(Stored entries)
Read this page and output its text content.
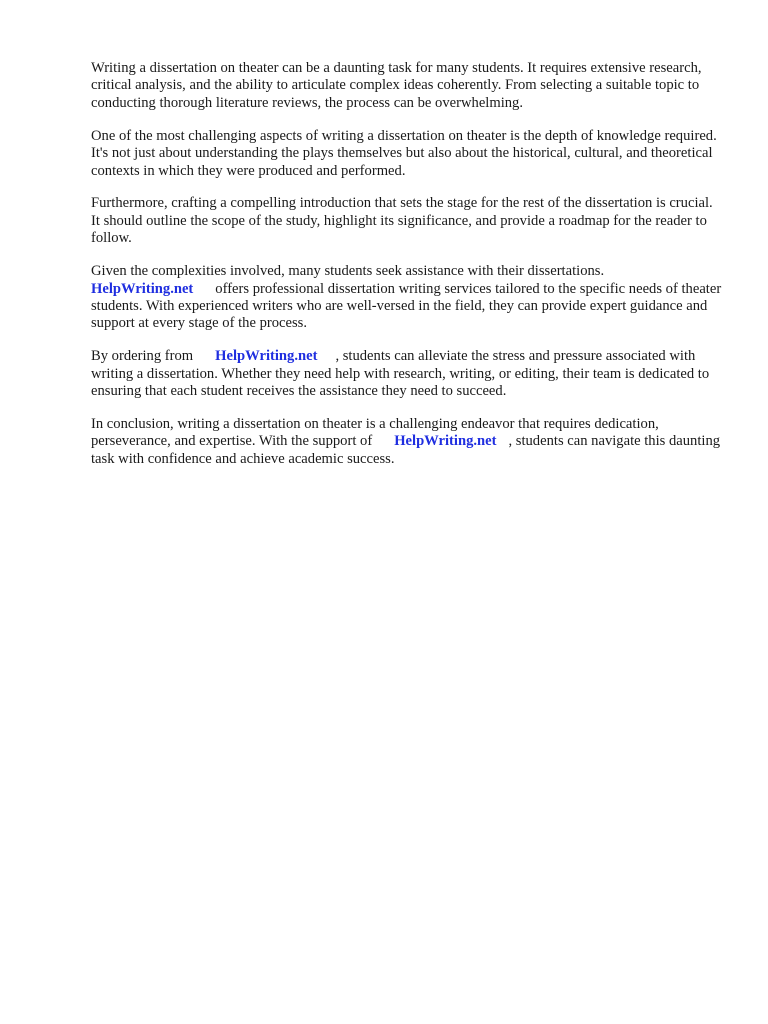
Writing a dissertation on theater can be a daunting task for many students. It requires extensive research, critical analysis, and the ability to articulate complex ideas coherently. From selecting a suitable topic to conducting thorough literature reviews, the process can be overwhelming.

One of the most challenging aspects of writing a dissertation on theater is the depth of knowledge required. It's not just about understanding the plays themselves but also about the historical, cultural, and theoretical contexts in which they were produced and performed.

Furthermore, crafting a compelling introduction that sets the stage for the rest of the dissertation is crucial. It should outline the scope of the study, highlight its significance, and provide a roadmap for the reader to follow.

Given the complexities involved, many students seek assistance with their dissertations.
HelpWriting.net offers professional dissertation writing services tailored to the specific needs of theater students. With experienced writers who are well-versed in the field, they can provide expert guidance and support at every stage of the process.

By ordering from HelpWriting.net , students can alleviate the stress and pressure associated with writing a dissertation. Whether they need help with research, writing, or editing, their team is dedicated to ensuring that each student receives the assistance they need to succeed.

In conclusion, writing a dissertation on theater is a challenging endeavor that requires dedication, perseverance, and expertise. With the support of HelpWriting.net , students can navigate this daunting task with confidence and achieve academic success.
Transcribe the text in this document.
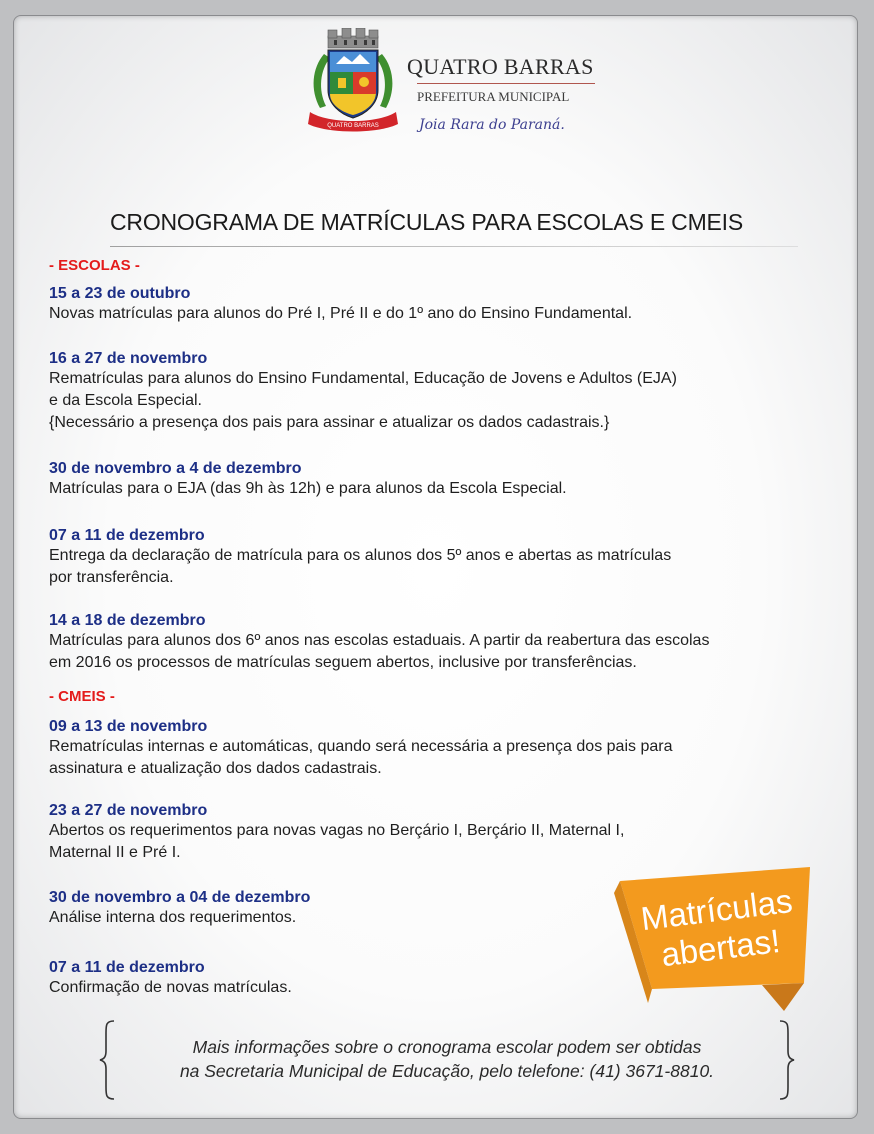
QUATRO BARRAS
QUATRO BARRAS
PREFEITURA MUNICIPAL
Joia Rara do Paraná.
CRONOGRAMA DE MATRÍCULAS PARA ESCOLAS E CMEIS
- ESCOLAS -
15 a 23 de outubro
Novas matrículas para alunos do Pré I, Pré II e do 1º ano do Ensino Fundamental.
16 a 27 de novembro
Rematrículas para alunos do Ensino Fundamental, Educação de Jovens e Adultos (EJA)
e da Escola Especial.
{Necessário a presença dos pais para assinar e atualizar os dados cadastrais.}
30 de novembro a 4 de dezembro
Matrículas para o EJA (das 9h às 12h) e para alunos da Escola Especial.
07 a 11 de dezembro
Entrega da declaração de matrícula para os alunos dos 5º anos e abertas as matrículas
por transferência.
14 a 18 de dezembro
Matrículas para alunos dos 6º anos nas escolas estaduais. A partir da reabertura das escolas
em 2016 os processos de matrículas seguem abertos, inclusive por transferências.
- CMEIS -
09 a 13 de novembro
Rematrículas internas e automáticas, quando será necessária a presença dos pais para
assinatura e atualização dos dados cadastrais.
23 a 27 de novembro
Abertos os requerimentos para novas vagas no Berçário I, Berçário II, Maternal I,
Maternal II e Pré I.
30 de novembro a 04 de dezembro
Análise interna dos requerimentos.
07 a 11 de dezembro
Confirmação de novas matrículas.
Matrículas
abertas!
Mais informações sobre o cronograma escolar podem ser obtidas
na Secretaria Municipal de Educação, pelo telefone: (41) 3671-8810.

▶ Directions:
Leave out every line without the string "Especial" and copy the rest.

▶ Response to the exercise:
e da Escola Especial.
Matrículas para o EJA (das 9h às 12h) e para alunos da Escola Especial.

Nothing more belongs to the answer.